Stored data
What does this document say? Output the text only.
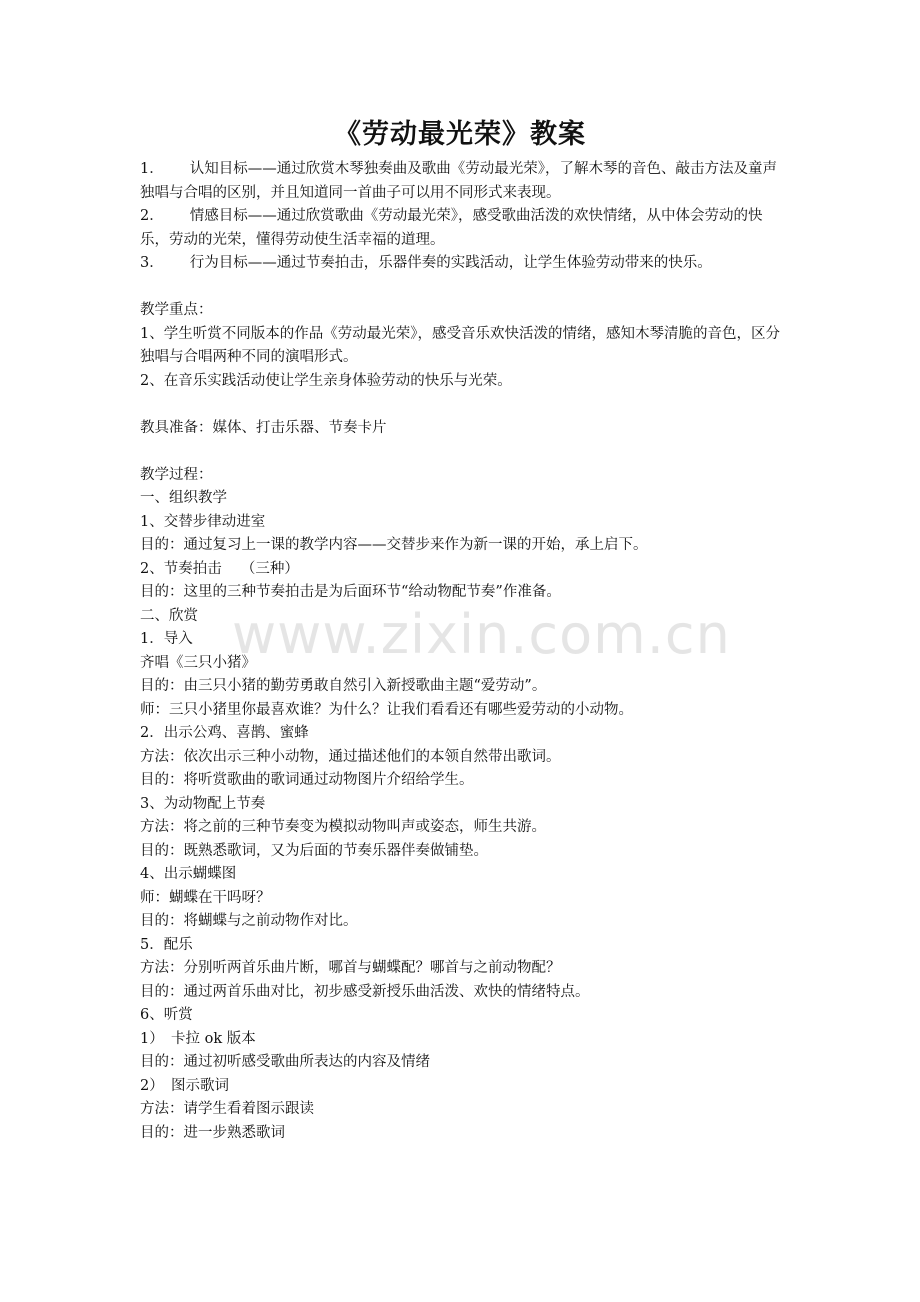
《劳动最光荣》教案

1． 认知目标——通过欣赏木琴独奏曲及歌曲《劳动最光荣》，了解木琴的音色、敲击方法及童声独唱与合唱的区别，并且知道同一首曲子可以用不同形式来表现。

2． 情感目标——通过欣赏歌曲《劳动最光荣》，感受歌曲活泼的欢快情绪，从中体会劳动的快乐，劳动的光荣，懂得劳动使生活幸福的道理。

3． 行为目标——通过节奏拍击，乐器伴奏的实践活动，让学生体验劳动带来的快乐。

教学重点：

1、学生听赏不同版本的作品《劳动最光荣》，感受音乐欢快活泼的情绪，感知木琴清脆的音色，区分独唱与合唱两种不同的演唱形式。

2、在音乐实践活动使让学生亲身体验劳动的快乐与光荣。

教具准备：媒体、打击乐器、节奏卡片

教学过程：

一、组织教学

1、交替步律动进室

目的：通过复习上一课的教学内容——交替步来作为新一课的开始，承上启下。

2、节奏拍击　 （三种）

目的：这里的三种节奏拍击是为后面环节“给动物配节奏”作准备。

二、欣赏

1．导入

齐唱《三只小猪》

目的：由三只小猪的勤劳勇敢自然引入新授歌曲主题“爱劳动”。

师：三只小猪里你最喜欢谁？为什么？让我们看看还有哪些爱劳动的小动物。

2．出示公鸡、喜鹊、蜜蜂

方法：依次出示三种小动物，通过描述他们的本领自然带出歌词。

目的：将听赏歌曲的歌词通过动物图片介绍给学生。

3、为动物配上节奏

方法：将之前的三种节奏变为模拟动物叫声或姿态，师生共游。

目的：既熟悉歌词，又为后面的节奏乐器伴奏做铺垫。

4、出示蝴蝶图

师：蝴蝶在干吗呀？

目的：将蝴蝶与之前动物作对比。

5．配乐

方法：分别听两首乐曲片断，哪首与蝴蝶配？哪首与之前动物配？

目的：通过两首乐曲对比，初步感受新授乐曲活泼、欢快的情绪特点。

6、听赏

1）　卡拉 ok 版本

目的：通过初听感受歌曲所表达的内容及情绪

2）　图示歌词

方法：请学生看着图示跟读

目的：进一步熟悉歌词

www.zixin.com.cn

Description of the task
Count every line in the entries above where the word "劳动最光荣" appears; respond with the number alone.

Answer to this exercise
4